Without including any pictures, write out the listing below exactly.
------ RECORDS FOR PROCESSING ------
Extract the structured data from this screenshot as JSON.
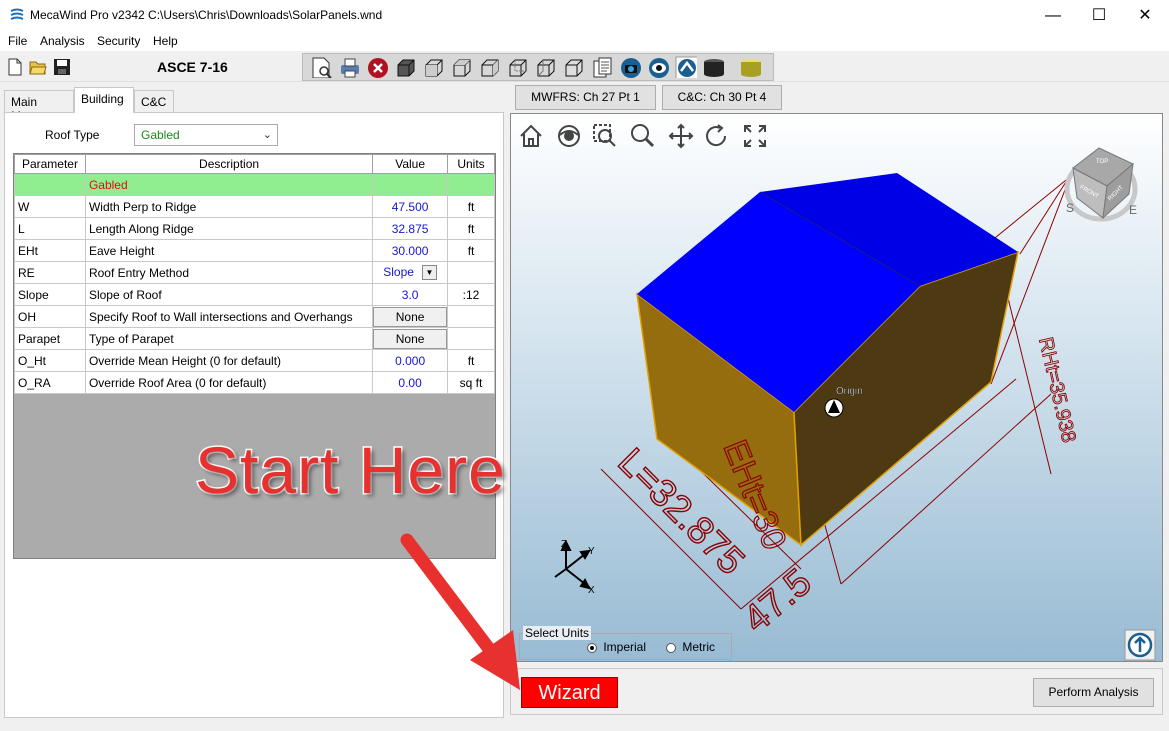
{
  "window": {
    "title": "MecaWind Pro v2342 C:\\Users\\Chris\\Downloads\\SolarPanels.wnd",
    "minimize": "—",
    "maximize": "☐",
    "close": "✕"
  },
  "menu": [
    "File",
    "Analysis",
    "Security",
    "Help"
  ],
  "toolbar": {
    "code": "ASCE 7-16",
    "tools": [
      "new-file-icon",
      "open-folder-icon",
      "save-icon",
      "print-preview-icon",
      "print-icon",
      "stop-icon",
      "cube-solid-icon",
      "cube-wire-1-icon",
      "cube-wire-2-icon",
      "cube-wire-3-icon",
      "cube-wire-4-icon",
      "cube-wire-5-icon",
      "cube-wire-6-icon",
      "report-icon",
      "camera-icon",
      "eye-icon",
      "rotate-view-icon",
      "cylinder-dark-icon",
      "cylinder-yellow-icon"
    ]
  },
  "tabs": [
    "Main Menu",
    "Building",
    "C&C"
  ],
  "roof_type": {
    "label": "Roof Type",
    "value": "Gabled"
  },
  "grid": {
    "headers": [
      "Parameter",
      "Description",
      "Value",
      "Units"
    ],
    "rows": [
      {
        "param": "",
        "desc": "Gabled",
        "value": "",
        "unit": ""
      },
      {
        "param": "W",
        "desc": "Width Perp to Ridge",
        "value": "47.500",
        "unit": "ft"
      },
      {
        "param": "L",
        "desc": "Length Along Ridge",
        "value": "32.875",
        "unit": "ft"
      },
      {
        "param": "EHt",
        "desc": "Eave Height",
        "value": "30.000",
        "unit": "ft"
      },
      {
        "param": "RE",
        "desc": "Roof Entry Method",
        "value": "Slope",
        "unit": ""
      },
      {
        "param": "Slope",
        "desc": "Slope of Roof",
        "value": "3.0",
        "unit": ":12"
      },
      {
        "param": "OH",
        "desc": "Specify Roof to Wall intersections and Overhangs",
        "value": "None",
        "unit": ""
      },
      {
        "param": "Parapet",
        "desc": "Type of Parapet",
        "value": "None",
        "unit": ""
      },
      {
        "param": "O_Ht",
        "desc": "Override Mean Height (0 for default)",
        "value": "0.000",
        "unit": "ft"
      },
      {
        "param": "O_RA",
        "desc": "Override Roof Area (0 for default)",
        "value": "0.00",
        "unit": "sq ft"
      }
    ]
  },
  "view_tabs": [
    "MWFRS: Ch 27 Pt 1",
    "C&C: Ch 30 Pt 4"
  ],
  "viewport": {
    "nav_icons": [
      "home-icon",
      "eye-icon",
      "zoom-window-icon",
      "zoom-icon",
      "pan-icon",
      "rotate-icon",
      "fit-icon"
    ],
    "dims": {
      "L": "L=32.875",
      "W": "47.5",
      "EHt": "EHt=30",
      "RHt": "RHt=35.938"
    },
    "origin": "Origin",
    "viewcube": {
      "top": "TOP",
      "front": "FRONT",
      "right": "RIGHT",
      "s": "S",
      "e": "E"
    },
    "axes": {
      "x": "X",
      "y": "Y",
      "z": "Z"
    },
    "colors": {
      "roof": "#0000ff",
      "wall_light": "#956d0e",
      "wall_dark": "#4d3a12",
      "dims": "#8b0000"
    }
  },
  "units": {
    "legend": "Select Units",
    "options": [
      "Imperial",
      "Metric"
    ],
    "selected": "Imperial"
  },
  "buttons": {
    "wizard": "Wizard",
    "perform": "Perform Analysis"
  },
  "annotation": "Start Here"
}
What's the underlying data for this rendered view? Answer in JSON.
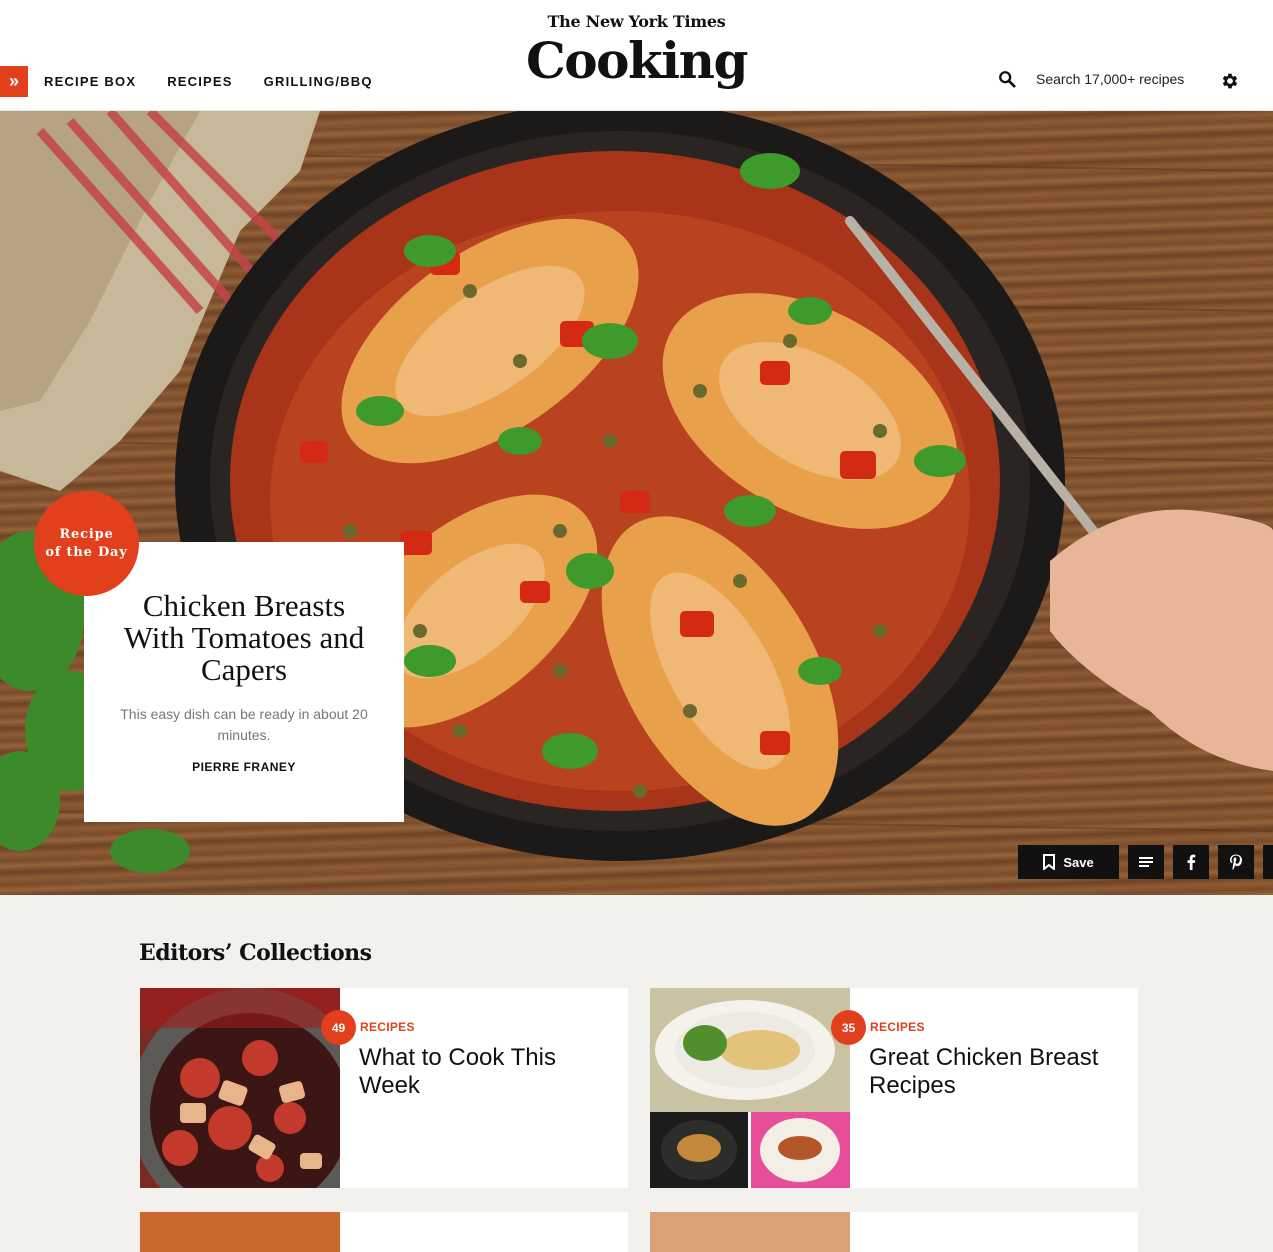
------
COMPLETED EXERCISE:
Extract the structured data from this screenshot as JSON.
{
  "window": {
    "title": "MecaWind Pro v2342 C:\\Users\\Chris\\Downloads\\SolarPanels.wnd",
    "minimize": "—",
    "maximize": "☐",
    "close": "✕"
  },
  "menu": [
    "File",
    "Analysis",
    "Security",
    "Help"
  ],
  "toolbar": {
    "code": "ASCE 7-16",
    "tools": [
      "new-file-icon",
      "open-folder-icon",
      "save-icon",
      "print-preview-icon",
      "print-icon",
      "stop-icon",
      "cube-solid-icon",
      "cube-wire-1-icon",
      "cube-wire-2-icon",
      "cube-wire-3-icon",
      "cube-wire-4-icon",
      "cube-wire-5-icon",
      "cube-wire-6-icon",
      "report-icon",
      "camera-icon",
      "eye-icon",
      "rotate-view-icon",
      "cylinder-dark-icon",
      "cylinder-yellow-icon"
    ]
  },
  "tabs": [
    "Main Menu",
    "Building",
    "C&C"
  ],
  "roof_type": {
    "label": "Roof Type",
    "value": "Gabled"
  },
  "grid": {
    "headers": [
      "Parameter",
      "Description",
      "Value",
      "Units"
    ],
    "rows": [
      {
        "param": "",
        "desc": "Gabled",
        "value": "",
        "unit": ""
      },
      {
        "param": "W",
        "desc": "Width Perp to Ridge",
        "value": "47.500",
        "unit": "ft"
      },
      {
        "param": "L",
        "desc": "Length Along Ridge",
        "value": "32.875",
        "unit": "ft"
      },
      {
        "param": "EHt",
        "desc": "Eave Height",
        "value": "30.000",
        "unit": "ft"
      },
      {
        "param": "RE",
        "desc": "Roof Entry Method",
        "value": "Slope",
        "unit": ""
      },
      {
        "param": "Slope",
        "desc": "Slope of Roof",
        "value": "3.0",
        "unit": ":12"
      },
      {
        "param": "OH",
        "desc": "Specify Roof to Wall intersections and Overhangs",
        "value": "None",
        "unit": ""
      },
      {
        "param": "Parapet",
        "desc": "Type of Parapet",
        "value": "None",
        "unit": ""
      },
      {
        "param": "O_Ht",
        "desc": "Override Mean Height (0 for default)",
        "value": "0.000",
        "unit": "ft"
      },
      {
        "param": "O_RA",
        "desc": "Override Roof Area (0 for default)",
        "value": "0.00",
        "unit": "sq ft"
      }
    ]
  },
  "view_tabs": [
    "MWFRS: Ch 27 Pt 1",
    "C&C: Ch 30 Pt 4"
  ],
  "viewport": {
    "nav_icons": [
      "home-icon",
      "eye-icon",
      "zoom-window-icon",
      "zoom-icon",
      "pan-icon",
      "rotate-icon",
      "fit-icon"
    ],
    "dims": {
      "L": "L=32.875",
      "W": "47.5",
      "EHt": "EHt=30",
      "RHt": "RHt=35.938"
    },
    "origin": "Origin",
    "viewcube": {
      "top": "TOP",
      "front": "FRONT",
      "right": "RIGHT",
      "s": "S",
      "e": "E"
    },
    "axes": {
      "x": "X",
      "y": "Y",
      "z": "Z"
    },
    "colors": {
      "roof": "#0000ff",
      "wall_light": "#956d0e",
      "wall_dark": "#4d3a12",
      "dims": "#8b0000"
    }
  },
  "units": {
    "legend": "Select Units",
    "options": [
      "Imperial",
      "Metric"
    ],
    "selected": "Imperial"
  },
  "buttons": {
    "wizard": "Wizard",
    "perform": "Perform Analysis"
  },
  "annotation": "Start Here"
}
What's the underlying data for this rendered view? Answer in JSON.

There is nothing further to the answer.